Exactly reproduce each line of the listing that follows.

▸ Lines of data:
++++++++++

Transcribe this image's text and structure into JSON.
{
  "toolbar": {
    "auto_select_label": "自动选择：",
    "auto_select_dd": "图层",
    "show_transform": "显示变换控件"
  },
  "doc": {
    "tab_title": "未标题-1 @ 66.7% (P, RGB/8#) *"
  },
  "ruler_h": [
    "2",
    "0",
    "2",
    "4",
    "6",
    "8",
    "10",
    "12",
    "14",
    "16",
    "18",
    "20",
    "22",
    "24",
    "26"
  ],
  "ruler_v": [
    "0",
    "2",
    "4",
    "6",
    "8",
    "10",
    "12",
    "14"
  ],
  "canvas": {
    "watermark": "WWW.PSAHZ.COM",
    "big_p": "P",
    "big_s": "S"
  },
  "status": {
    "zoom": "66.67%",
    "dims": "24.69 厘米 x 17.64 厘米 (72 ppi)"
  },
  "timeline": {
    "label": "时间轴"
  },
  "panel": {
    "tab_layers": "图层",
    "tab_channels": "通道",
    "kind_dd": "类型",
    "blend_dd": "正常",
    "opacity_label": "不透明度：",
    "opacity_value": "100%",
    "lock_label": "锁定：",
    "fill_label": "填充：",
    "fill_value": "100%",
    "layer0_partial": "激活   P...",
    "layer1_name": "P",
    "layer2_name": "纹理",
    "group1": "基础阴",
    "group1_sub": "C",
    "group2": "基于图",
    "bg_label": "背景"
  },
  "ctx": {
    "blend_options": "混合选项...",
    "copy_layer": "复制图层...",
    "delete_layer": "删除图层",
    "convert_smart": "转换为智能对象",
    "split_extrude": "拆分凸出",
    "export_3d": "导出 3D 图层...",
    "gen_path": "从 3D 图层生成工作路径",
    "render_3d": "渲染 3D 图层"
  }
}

++++++++++

▸ Task response:
Transcribe this image's text and structure into JSON.
{
  "toolbar": {
    "auto_select_label": "自动选择：",
    "auto_select_dd": "图层",
    "show_transform": "显示变换控件"
  },
  "doc": {
    "tab_title": "未标题-1 @ 66.7% (P, RGB/8#) *"
  },
  "ruler_h": [
    "2",
    "0",
    "2",
    "4",
    "6",
    "8",
    "10",
    "12",
    "14",
    "16",
    "18",
    "20",
    "22",
    "24",
    "26"
  ],
  "ruler_v": [
    "0",
    "2",
    "4",
    "6",
    "8",
    "10",
    "12",
    "14"
  ],
  "canvas": {
    "watermark": "WWW.PSAHZ.COM",
    "big_p": "P",
    "big_s": "S"
  },
  "status": {
    "zoom": "66.67%",
    "dims": "24.69 厘米 x 17.64 厘米 (72 ppi)"
  },
  "timeline": {
    "label": "时间轴"
  },
  "panel": {
    "tab_layers": "图层",
    "tab_channels": "通道",
    "kind_dd": "类型",
    "blend_dd": "正常",
    "opacity_label": "不透明度：",
    "opacity_value": "100%",
    "lock_label": "锁定：",
    "fill_label": "填充：",
    "fill_value": "100%",
    "layer0_partial": "激活   P...",
    "layer1_name": "P",
    "layer2_name": "纹理",
    "group1": "基础阴",
    "group1_sub": "C",
    "group2": "基于图",
    "bg_label": "背景"
  },
  "ctx": {
    "blend_options": "混合选项...",
    "copy_layer": "复制图层...",
    "delete_layer": "删除图层",
    "convert_smart": "转换为智能对象",
    "split_extrude": "拆分凸出",
    "export_3d": "导出 3D 图层...",
    "gen_path": "从 3D 图层生成工作路径",
    "render_3d": "渲染 3D 图层"
  }
}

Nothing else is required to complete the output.